● GIVEN INFORMATION:
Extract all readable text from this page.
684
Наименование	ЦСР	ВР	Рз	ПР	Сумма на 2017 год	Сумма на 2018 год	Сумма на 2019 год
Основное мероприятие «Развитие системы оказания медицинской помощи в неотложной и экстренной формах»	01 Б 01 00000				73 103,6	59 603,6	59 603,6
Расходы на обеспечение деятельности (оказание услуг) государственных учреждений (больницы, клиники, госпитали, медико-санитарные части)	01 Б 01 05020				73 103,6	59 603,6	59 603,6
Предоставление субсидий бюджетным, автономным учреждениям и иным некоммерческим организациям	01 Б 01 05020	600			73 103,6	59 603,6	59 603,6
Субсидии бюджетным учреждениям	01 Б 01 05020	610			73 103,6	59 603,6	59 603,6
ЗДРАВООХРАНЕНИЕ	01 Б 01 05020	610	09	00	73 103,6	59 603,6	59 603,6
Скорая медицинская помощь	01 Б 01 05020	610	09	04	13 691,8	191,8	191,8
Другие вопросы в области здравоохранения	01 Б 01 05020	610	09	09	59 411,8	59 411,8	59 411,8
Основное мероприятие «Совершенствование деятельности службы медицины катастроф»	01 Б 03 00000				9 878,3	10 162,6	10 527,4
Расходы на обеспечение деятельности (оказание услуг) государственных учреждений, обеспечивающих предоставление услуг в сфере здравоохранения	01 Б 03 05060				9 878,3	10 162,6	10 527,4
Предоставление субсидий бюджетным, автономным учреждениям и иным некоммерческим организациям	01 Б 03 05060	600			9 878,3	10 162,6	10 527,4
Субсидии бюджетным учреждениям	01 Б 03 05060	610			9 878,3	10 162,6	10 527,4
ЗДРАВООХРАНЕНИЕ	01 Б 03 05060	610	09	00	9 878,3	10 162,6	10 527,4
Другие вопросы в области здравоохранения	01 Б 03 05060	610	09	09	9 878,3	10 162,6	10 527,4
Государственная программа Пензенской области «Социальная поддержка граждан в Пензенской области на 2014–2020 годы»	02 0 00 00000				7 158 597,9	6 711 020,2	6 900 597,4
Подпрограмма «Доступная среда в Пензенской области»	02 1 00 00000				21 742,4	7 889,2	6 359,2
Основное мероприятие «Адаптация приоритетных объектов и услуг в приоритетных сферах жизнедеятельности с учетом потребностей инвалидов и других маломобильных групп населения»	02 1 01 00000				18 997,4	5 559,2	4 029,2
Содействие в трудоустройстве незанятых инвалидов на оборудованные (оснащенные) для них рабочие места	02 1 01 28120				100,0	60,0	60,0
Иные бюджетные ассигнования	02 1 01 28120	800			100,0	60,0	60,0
* * *
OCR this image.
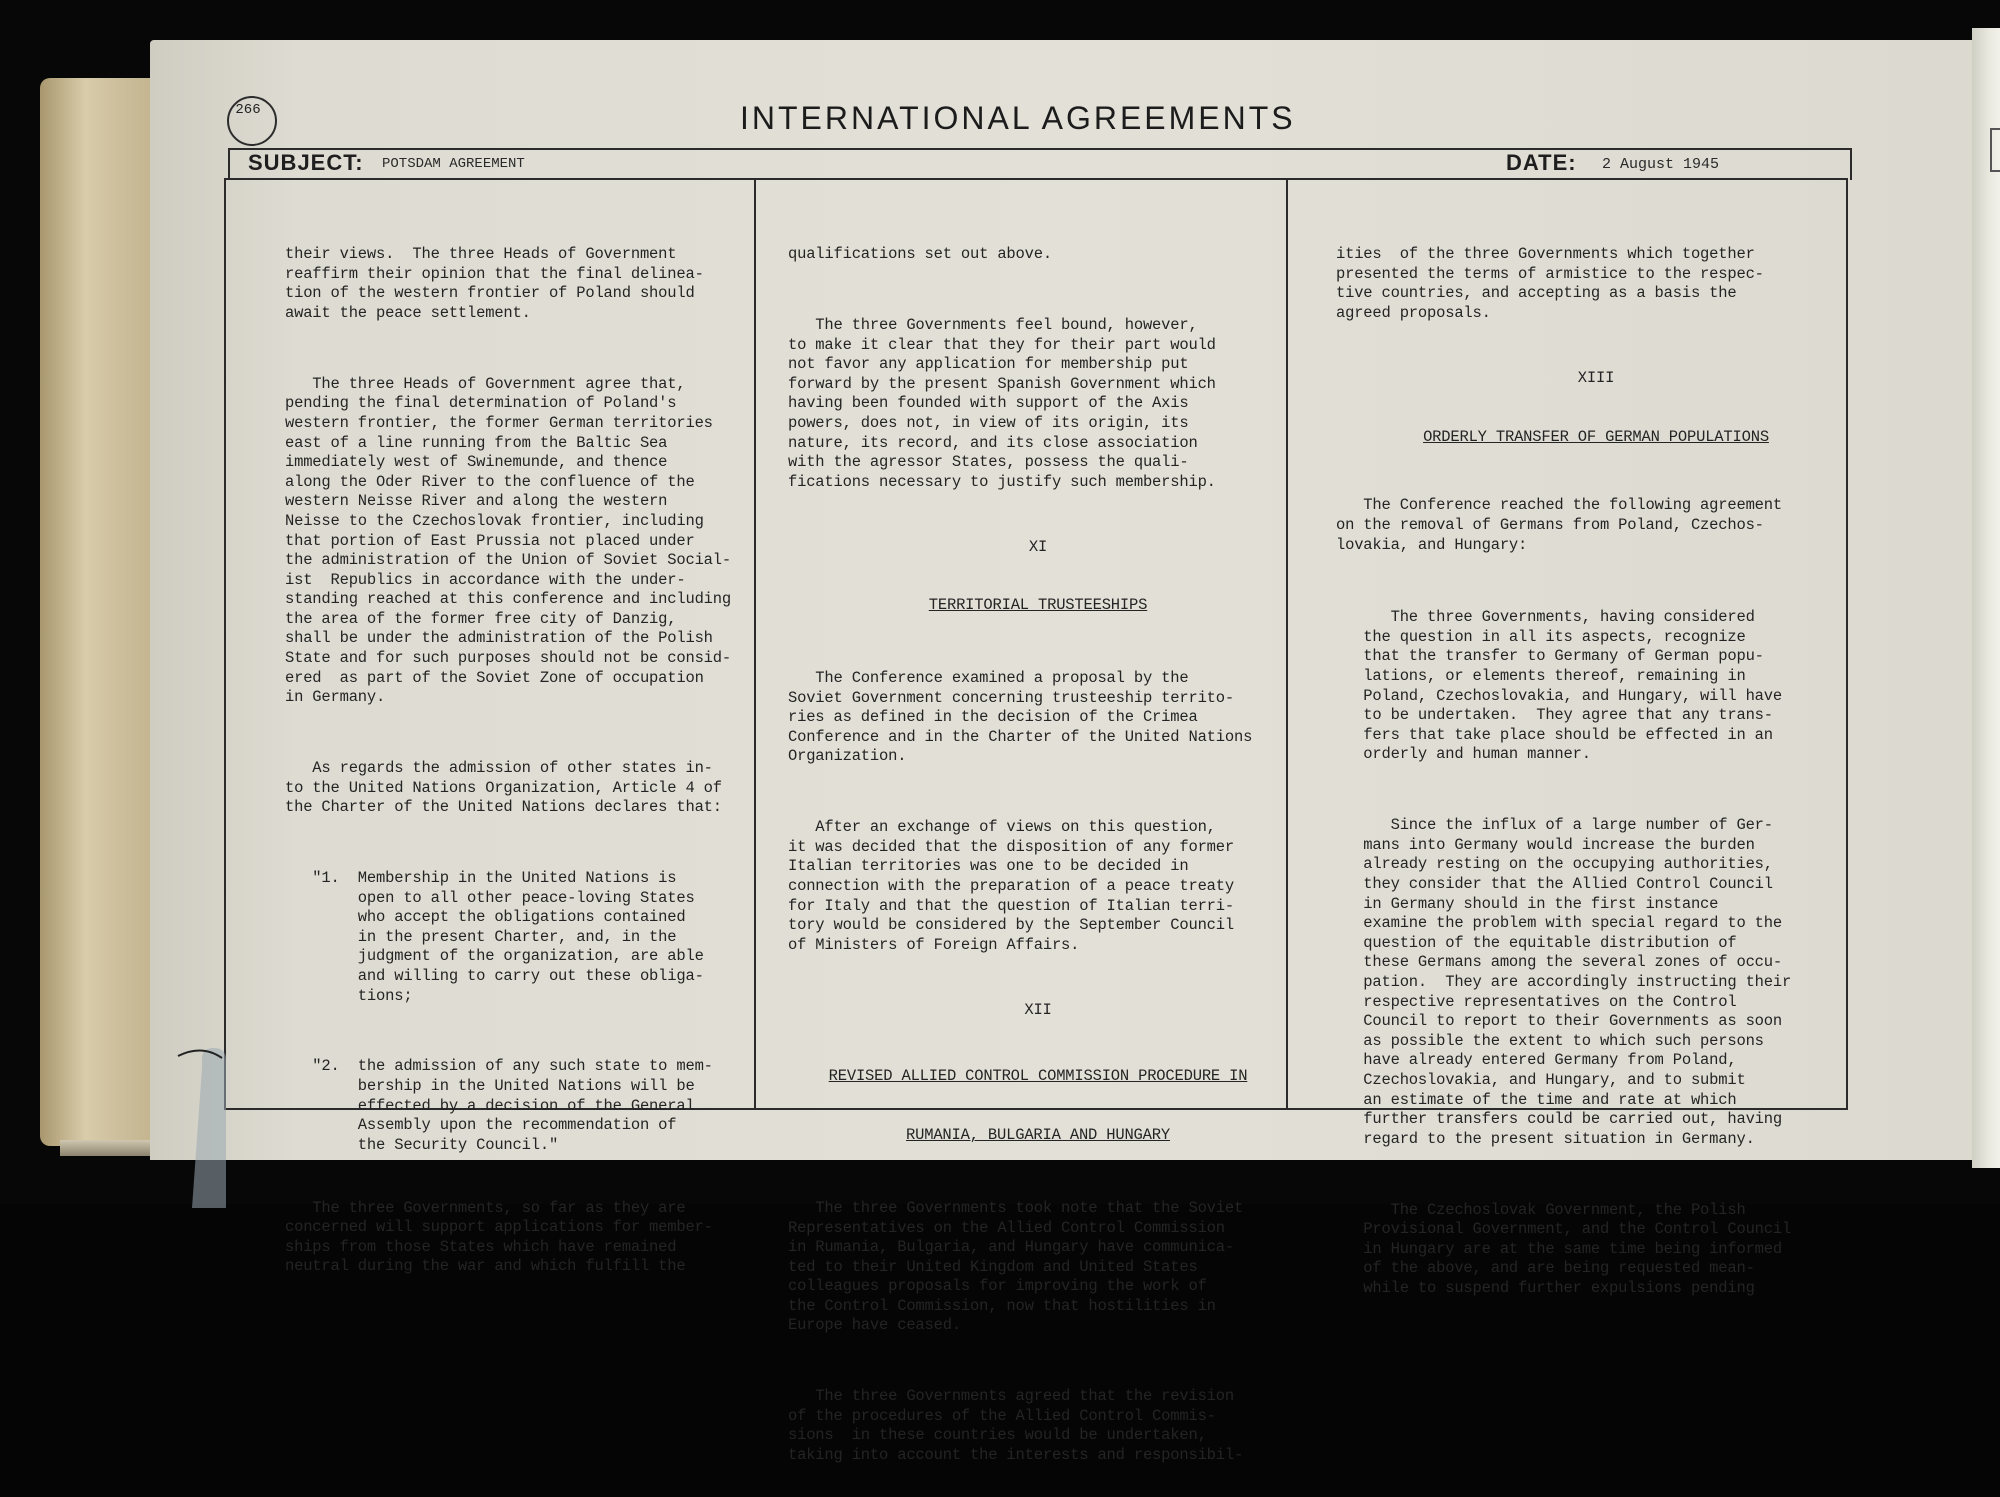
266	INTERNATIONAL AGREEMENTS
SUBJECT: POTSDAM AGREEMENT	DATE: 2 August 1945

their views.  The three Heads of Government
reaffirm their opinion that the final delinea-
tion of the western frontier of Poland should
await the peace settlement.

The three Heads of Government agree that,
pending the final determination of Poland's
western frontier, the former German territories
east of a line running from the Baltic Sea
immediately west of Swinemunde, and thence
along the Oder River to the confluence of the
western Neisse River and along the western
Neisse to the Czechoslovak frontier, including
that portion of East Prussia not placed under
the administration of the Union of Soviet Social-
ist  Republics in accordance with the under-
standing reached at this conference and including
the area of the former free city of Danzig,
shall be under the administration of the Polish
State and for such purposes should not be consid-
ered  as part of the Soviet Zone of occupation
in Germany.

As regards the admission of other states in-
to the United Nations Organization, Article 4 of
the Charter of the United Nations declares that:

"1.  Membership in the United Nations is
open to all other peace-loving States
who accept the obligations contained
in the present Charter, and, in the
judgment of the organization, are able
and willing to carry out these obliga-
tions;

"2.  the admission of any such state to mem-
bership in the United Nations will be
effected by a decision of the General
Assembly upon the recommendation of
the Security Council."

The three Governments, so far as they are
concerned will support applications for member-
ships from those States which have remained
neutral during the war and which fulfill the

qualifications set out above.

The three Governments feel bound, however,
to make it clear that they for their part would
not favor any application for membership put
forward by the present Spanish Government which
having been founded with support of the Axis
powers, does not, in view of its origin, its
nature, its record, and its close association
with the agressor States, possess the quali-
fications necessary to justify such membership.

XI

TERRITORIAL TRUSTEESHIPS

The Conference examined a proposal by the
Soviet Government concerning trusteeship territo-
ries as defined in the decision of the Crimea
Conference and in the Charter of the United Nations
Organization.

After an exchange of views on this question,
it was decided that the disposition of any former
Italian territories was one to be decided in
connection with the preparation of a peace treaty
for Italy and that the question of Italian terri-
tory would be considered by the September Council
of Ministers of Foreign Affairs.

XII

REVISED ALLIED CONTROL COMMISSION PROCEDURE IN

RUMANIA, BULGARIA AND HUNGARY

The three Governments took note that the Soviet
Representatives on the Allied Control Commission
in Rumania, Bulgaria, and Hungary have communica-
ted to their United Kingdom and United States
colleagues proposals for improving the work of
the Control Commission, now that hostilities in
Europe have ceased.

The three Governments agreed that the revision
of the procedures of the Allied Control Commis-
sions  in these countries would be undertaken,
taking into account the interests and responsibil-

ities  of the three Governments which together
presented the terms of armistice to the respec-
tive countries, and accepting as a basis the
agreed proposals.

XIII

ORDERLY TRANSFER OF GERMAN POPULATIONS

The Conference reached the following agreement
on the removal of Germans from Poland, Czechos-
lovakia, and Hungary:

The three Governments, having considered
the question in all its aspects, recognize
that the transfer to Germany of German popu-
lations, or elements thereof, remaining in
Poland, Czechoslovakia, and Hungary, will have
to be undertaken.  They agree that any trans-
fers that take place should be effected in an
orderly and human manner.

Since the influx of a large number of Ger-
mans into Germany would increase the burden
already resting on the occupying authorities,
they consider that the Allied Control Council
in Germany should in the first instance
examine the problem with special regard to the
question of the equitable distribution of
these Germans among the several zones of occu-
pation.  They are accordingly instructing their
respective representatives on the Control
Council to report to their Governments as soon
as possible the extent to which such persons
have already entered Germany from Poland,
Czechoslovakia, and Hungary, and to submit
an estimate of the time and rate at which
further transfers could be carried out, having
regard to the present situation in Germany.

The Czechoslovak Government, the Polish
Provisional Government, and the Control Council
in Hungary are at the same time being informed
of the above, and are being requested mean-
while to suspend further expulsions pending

● AIM OF THE EXERCISE:
Where a line in the entries holds "Heads", copy that line.

● RESULT:
their views.  The three Heads of Government
The three Heads of Government agree that,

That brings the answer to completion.